▶ _PROBLEM TO WORK ON_
Reproduce every entry exactly as shown.

▶ _INPUT RECORDS_
════════

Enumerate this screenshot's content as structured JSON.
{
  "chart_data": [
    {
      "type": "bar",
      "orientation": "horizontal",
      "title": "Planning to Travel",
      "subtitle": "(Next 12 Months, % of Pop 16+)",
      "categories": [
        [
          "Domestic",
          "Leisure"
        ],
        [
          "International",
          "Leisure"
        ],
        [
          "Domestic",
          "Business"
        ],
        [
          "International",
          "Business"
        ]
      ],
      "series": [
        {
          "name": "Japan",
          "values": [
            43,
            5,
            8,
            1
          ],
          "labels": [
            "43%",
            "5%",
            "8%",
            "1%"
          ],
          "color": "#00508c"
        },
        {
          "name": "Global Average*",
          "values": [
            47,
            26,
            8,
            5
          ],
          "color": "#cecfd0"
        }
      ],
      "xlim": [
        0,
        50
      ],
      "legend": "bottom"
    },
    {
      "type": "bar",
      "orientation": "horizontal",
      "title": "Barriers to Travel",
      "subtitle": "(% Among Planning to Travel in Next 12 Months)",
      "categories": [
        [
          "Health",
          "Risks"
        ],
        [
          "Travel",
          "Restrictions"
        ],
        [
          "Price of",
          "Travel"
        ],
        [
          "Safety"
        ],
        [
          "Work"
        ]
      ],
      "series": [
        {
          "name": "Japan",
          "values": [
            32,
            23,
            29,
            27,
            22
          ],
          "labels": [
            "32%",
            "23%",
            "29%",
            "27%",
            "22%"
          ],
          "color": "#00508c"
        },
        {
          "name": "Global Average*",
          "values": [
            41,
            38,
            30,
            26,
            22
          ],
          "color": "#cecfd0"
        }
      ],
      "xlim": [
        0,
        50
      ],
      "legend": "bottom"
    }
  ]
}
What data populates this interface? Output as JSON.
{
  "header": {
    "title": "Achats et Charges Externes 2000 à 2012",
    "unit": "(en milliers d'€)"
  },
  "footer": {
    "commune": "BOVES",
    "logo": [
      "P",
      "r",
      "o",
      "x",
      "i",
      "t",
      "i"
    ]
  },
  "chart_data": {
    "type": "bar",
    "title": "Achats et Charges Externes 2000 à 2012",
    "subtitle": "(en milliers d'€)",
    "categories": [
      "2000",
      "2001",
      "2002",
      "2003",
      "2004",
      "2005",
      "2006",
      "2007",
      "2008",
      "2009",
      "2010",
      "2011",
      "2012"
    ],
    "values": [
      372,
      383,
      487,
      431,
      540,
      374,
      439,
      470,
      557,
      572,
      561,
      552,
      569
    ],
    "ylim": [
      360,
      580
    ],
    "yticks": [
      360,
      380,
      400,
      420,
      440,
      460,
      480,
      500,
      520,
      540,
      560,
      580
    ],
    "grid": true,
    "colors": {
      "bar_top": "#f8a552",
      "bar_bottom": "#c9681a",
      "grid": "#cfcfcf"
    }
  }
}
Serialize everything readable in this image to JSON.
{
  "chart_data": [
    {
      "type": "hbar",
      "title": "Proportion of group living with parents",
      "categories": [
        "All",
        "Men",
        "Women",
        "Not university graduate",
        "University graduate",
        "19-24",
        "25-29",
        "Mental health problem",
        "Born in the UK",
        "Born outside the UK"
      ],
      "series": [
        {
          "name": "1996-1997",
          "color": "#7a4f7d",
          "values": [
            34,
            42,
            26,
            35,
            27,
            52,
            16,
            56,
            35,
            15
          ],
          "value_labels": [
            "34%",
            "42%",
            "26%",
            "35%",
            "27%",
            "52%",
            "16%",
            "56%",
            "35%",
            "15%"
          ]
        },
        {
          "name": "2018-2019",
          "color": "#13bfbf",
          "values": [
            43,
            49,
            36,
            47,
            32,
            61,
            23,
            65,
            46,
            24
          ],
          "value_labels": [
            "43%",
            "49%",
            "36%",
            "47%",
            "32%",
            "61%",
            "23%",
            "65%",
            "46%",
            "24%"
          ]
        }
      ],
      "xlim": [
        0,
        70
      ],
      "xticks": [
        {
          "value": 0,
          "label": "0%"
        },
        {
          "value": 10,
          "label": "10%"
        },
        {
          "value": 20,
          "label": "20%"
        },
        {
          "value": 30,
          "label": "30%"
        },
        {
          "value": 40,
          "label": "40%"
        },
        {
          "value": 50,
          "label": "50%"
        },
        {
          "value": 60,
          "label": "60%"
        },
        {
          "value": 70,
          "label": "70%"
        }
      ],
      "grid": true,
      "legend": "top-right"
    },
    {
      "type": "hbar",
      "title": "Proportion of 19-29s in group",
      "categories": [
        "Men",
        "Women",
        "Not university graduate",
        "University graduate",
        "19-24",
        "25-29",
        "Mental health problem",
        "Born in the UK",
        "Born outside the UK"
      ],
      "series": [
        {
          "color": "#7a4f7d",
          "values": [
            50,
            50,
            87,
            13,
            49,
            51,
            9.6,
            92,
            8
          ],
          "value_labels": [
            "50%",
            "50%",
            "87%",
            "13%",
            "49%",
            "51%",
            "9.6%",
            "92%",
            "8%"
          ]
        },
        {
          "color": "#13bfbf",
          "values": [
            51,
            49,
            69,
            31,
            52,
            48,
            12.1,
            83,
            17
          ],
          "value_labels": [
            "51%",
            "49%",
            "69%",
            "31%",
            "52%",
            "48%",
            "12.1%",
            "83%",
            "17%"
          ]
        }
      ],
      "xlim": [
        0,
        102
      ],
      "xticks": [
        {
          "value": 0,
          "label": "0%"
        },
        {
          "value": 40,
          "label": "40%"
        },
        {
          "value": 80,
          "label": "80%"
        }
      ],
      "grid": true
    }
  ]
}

════════

▶ _CORRECT RESPONSE_
Enumerate this screenshot's content as structured JSON.
{
  "chart_data": [
    {
      "type": "bar",
      "orientation": "horizontal",
      "title": "Planning to Travel",
      "subtitle": "(Next 12 Months, % of Pop 16+)",
      "categories": [
        [
          "Domestic",
          "Leisure"
        ],
        [
          "International",
          "Leisure"
        ],
        [
          "Domestic",
          "Business"
        ],
        [
          "International",
          "Business"
        ]
      ],
      "series": [
        {
          "name": "Japan",
          "values": [
            43,
            5,
            8,
            1
          ],
          "labels": [
            "43%",
            "5%",
            "8%",
            "1%"
          ],
          "color": "#00508c"
        },
        {
          "name": "Global Average*",
          "values": [
            47,
            26,
            8,
            5
          ],
          "color": "#cecfd0"
        }
      ],
      "xlim": [
        0,
        50
      ],
      "legend": "bottom"
    },
    {
      "type": "bar",
      "orientation": "horizontal",
      "title": "Barriers to Travel",
      "subtitle": "(% Among Planning to Travel in Next 12 Months)",
      "categories": [
        [
          "Health",
          "Risks"
        ],
        [
          "Travel",
          "Restrictions"
        ],
        [
          "Price of",
          "Travel"
        ],
        [
          "Safety"
        ],
        [
          "Work"
        ]
      ],
      "series": [
        {
          "name": "Japan",
          "values": [
            32,
            23,
            29,
            27,
            22
          ],
          "labels": [
            "32%",
            "23%",
            "29%",
            "27%",
            "22%"
          ],
          "color": "#00508c"
        },
        {
          "name": "Global Average*",
          "values": [
            41,
            38,
            30,
            26,
            22
          ],
          "color": "#cecfd0"
        }
      ],
      "xlim": [
        0,
        50
      ],
      "legend": "bottom"
    }
  ]
}
What data populates this interface? Output as JSON.
{
  "header": {
    "title": "Achats et Charges Externes 2000 à 2012",
    "unit": "(en milliers d'€)"
  },
  "footer": {
    "commune": "BOVES",
    "logo": [
      "P",
      "r",
      "o",
      "x",
      "i",
      "t",
      "i"
    ]
  },
  "chart_data": {
    "type": "bar",
    "title": "Achats et Charges Externes 2000 à 2012",
    "subtitle": "(en milliers d'€)",
    "categories": [
      "2000",
      "2001",
      "2002",
      "2003",
      "2004",
      "2005",
      "2006",
      "2007",
      "2008",
      "2009",
      "2010",
      "2011",
      "2012"
    ],
    "values": [
      372,
      383,
      487,
      431,
      540,
      374,
      439,
      470,
      557,
      572,
      561,
      552,
      569
    ],
    "ylim": [
      360,
      580
    ],
    "yticks": [
      360,
      380,
      400,
      420,
      440,
      460,
      480,
      500,
      520,
      540,
      560,
      580
    ],
    "grid": true,
    "colors": {
      "bar_top": "#f8a552",
      "bar_bottom": "#c9681a",
      "grid": "#cfcfcf"
    }
  }
}
Serialize everything readable in this image to JSON.
{
  "chart_data": [
    {
      "type": "hbar",
      "title": "Proportion of group living with parents",
      "categories": [
        "All",
        "Men",
        "Women",
        "Not university graduate",
        "University graduate",
        "19-24",
        "25-29",
        "Mental health problem",
        "Born in the UK",
        "Born outside the UK"
      ],
      "series": [
        {
          "name": "1996-1997",
          "color": "#7a4f7d",
          "values": [
            34,
            42,
            26,
            35,
            27,
            52,
            16,
            56,
            35,
            15
          ],
          "value_labels": [
            "34%",
            "42%",
            "26%",
            "35%",
            "27%",
            "52%",
            "16%",
            "56%",
            "35%",
            "15%"
          ]
        },
        {
          "name": "2018-2019",
          "color": "#13bfbf",
          "values": [
            43,
            49,
            36,
            47,
            32,
            61,
            23,
            65,
            46,
            24
          ],
          "value_labels": [
            "43%",
            "49%",
            "36%",
            "47%",
            "32%",
            "61%",
            "23%",
            "65%",
            "46%",
            "24%"
          ]
        }
      ],
      "xlim": [
        0,
        70
      ],
      "xticks": [
        {
          "value": 0,
          "label": "0%"
        },
        {
          "value": 10,
          "label": "10%"
        },
        {
          "value": 20,
          "label": "20%"
        },
        {
          "value": 30,
          "label": "30%"
        },
        {
          "value": 40,
          "label": "40%"
        },
        {
          "value": 50,
          "label": "50%"
        },
        {
          "value": 60,
          "label": "60%"
        },
        {
          "value": 70,
          "label": "70%"
        }
      ],
      "grid": true,
      "legend": "top-right"
    },
    {
      "type": "hbar",
      "title": "Proportion of 19-29s in group",
      "categories": [
        "Men",
        "Women",
        "Not university graduate",
        "University graduate",
        "19-24",
        "25-29",
        "Mental health problem",
        "Born in the UK",
        "Born outside the UK"
      ],
      "series": [
        {
          "color": "#7a4f7d",
          "values": [
            50,
            50,
            87,
            13,
            49,
            51,
            9.6,
            92,
            8
          ],
          "value_labels": [
            "50%",
            "50%",
            "87%",
            "13%",
            "49%",
            "51%",
            "9.6%",
            "92%",
            "8%"
          ]
        },
        {
          "color": "#13bfbf",
          "values": [
            51,
            49,
            69,
            31,
            52,
            48,
            12.1,
            83,
            17
          ],
          "value_labels": [
            "51%",
            "49%",
            "69%",
            "31%",
            "52%",
            "48%",
            "12.1%",
            "83%",
            "17%"
          ]
        }
      ],
      "xlim": [
        0,
        102
      ],
      "xticks": [
        {
          "value": 0,
          "label": "0%"
        },
        {
          "value": 40,
          "label": "40%"
        },
        {
          "value": 80,
          "label": "80%"
        }
      ],
      "grid": true
    }
  ]
}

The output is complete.